- [SET PROBLEM]
Can you restate the records below word for word?

- [SUPPLIED RECORDS]

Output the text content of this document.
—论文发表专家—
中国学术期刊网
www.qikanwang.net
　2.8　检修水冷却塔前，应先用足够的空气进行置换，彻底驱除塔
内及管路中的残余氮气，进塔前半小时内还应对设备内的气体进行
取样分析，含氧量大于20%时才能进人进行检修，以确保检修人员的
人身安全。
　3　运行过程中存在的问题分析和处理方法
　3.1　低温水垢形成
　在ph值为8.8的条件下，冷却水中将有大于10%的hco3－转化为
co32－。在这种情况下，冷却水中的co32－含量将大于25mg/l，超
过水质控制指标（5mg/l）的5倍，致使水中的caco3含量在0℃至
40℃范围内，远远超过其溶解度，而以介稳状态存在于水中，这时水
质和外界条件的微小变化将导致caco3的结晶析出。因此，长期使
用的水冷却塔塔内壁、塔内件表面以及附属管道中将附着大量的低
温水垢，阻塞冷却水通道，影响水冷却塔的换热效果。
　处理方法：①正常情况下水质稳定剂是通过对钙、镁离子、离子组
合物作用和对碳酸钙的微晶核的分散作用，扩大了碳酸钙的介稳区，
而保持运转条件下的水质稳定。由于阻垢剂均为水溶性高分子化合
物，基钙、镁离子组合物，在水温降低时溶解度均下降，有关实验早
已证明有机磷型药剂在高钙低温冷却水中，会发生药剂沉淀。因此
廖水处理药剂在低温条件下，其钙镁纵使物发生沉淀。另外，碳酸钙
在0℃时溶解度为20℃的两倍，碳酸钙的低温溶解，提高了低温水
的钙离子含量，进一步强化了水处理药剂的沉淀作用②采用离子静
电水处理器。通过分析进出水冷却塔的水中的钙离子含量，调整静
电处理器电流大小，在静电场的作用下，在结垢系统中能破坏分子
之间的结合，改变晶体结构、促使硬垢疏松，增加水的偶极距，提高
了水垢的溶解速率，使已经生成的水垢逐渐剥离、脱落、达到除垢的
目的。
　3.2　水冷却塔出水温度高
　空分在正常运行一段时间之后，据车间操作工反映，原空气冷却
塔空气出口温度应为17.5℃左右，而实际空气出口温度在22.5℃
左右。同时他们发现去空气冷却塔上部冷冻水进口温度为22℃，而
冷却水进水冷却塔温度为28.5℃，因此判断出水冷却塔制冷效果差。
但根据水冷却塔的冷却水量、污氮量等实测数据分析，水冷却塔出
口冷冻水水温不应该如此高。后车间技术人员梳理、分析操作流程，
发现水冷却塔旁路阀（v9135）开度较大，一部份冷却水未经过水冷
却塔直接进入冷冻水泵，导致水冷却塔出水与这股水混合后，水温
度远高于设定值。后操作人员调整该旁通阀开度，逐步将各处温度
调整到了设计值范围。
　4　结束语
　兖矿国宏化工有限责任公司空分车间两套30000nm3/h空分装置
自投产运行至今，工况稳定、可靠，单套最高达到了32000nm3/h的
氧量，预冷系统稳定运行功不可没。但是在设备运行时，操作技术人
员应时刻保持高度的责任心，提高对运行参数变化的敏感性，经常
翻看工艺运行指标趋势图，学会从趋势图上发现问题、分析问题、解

- [PROBLEM SOLUTION]
Output the text content of this document.
—论文发表专家—
中国学术期刊网
www.qikanwang.net
　2.8　检修水冷却塔前，应先用足够的空气进行置换，彻底驱除塔
内及管路中的残余氮气，进塔前半小时内还应对设备内的气体进行
取样分析，含氧量大于20%时才能进人进行检修，以确保检修人员的
人身安全。
　3　运行过程中存在的问题分析和处理方法
　3.1　低温水垢形成
　在ph值为8.8的条件下，冷却水中将有大于10%的hco3－转化为
co32－。在这种情况下，冷却水中的co32－含量将大于25mg/l，超
过水质控制指标（5mg/l）的5倍，致使水中的caco3含量在0℃至
40℃范围内，远远超过其溶解度，而以介稳状态存在于水中，这时水
质和外界条件的微小变化将导致caco3的结晶析出。因此，长期使
用的水冷却塔塔内壁、塔内件表面以及附属管道中将附着大量的低
温水垢，阻塞冷却水通道，影响水冷却塔的换热效果。
　处理方法：①正常情况下水质稳定剂是通过对钙、镁离子、离子组
合物作用和对碳酸钙的微晶核的分散作用，扩大了碳酸钙的介稳区，
而保持运转条件下的水质稳定。由于阻垢剂均为水溶性高分子化合
物，基钙、镁离子组合物，在水温降低时溶解度均下降，有关实验早
已证明有机磷型药剂在高钙低温冷却水中，会发生药剂沉淀。因此
廖水处理药剂在低温条件下，其钙镁纵使物发生沉淀。另外，碳酸钙
在0℃时溶解度为20℃的两倍，碳酸钙的低温溶解，提高了低温水
的钙离子含量，进一步强化了水处理药剂的沉淀作用②采用离子静
电水处理器。通过分析进出水冷却塔的水中的钙离子含量，调整静
电处理器电流大小，在静电场的作用下，在结垢系统中能破坏分子
之间的结合，改变晶体结构、促使硬垢疏松，增加水的偶极距，提高
了水垢的溶解速率，使已经生成的水垢逐渐剥离、脱落、达到除垢的
目的。
　3.2　水冷却塔出水温度高
　空分在正常运行一段时间之后，据车间操作工反映，原空气冷却
塔空气出口温度应为17.5℃左右，而实际空气出口温度在22.5℃
左右。同时他们发现去空气冷却塔上部冷冻水进口温度为22℃，而
冷却水进水冷却塔温度为28.5℃，因此判断出水冷却塔制冷效果差。
但根据水冷却塔的冷却水量、污氮量等实测数据分析，水冷却塔出
口冷冻水水温不应该如此高。后车间技术人员梳理、分析操作流程，
发现水冷却塔旁路阀（v9135）开度较大，一部份冷却水未经过水冷
却塔直接进入冷冻水泵，导致水冷却塔出水与这股水混合后，水温
度远高于设定值。后操作人员调整该旁通阀开度，逐步将各处温度
调整到了设计值范围。
　4　结束语
　兖矿国宏化工有限责任公司空分车间两套30000nm3/h空分装置
自投产运行至今，工况稳定、可靠，单套最高达到了32000nm3/h的
氧量，预冷系统稳定运行功不可没。但是在设备运行时，操作技术人
员应时刻保持高度的责任心，提高对运行参数变化的敏感性，经常
翻看工艺运行指标趋势图，学会从趋势图上发现问题、分析问题、解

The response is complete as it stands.